## Records shown
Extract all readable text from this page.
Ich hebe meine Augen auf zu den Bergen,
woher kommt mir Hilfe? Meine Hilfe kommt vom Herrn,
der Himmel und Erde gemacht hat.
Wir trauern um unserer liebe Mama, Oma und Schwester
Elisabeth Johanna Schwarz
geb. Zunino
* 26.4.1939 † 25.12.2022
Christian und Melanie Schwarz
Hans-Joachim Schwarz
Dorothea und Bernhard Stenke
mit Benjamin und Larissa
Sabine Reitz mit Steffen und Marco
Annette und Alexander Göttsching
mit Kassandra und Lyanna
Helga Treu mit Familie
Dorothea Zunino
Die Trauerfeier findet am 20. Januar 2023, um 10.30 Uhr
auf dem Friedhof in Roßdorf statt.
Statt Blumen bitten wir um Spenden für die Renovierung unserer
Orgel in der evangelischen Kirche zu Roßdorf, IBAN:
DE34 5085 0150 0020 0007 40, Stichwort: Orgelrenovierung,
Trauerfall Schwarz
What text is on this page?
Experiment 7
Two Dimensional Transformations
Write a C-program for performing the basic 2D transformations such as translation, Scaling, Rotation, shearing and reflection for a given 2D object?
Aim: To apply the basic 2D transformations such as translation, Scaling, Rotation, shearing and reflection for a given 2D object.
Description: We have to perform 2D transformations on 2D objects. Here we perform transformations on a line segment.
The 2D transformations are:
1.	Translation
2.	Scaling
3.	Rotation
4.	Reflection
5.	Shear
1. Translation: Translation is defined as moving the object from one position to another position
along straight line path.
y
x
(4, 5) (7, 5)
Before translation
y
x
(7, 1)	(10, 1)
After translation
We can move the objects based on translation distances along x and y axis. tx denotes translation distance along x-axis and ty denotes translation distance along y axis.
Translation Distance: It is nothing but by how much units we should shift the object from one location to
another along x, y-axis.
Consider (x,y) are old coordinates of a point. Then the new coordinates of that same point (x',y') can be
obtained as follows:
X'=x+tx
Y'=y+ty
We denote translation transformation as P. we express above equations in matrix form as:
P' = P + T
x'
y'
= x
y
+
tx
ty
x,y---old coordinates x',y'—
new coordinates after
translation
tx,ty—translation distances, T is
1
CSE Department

## Given request
Read the entries above, then pull out the lines that include "axis".

## Full solution
We can move the objects based on translation distances along x and y axis. tx denotes translation distance along x-axis and ty denotes translation distance along y axis.
another along x, y-axis.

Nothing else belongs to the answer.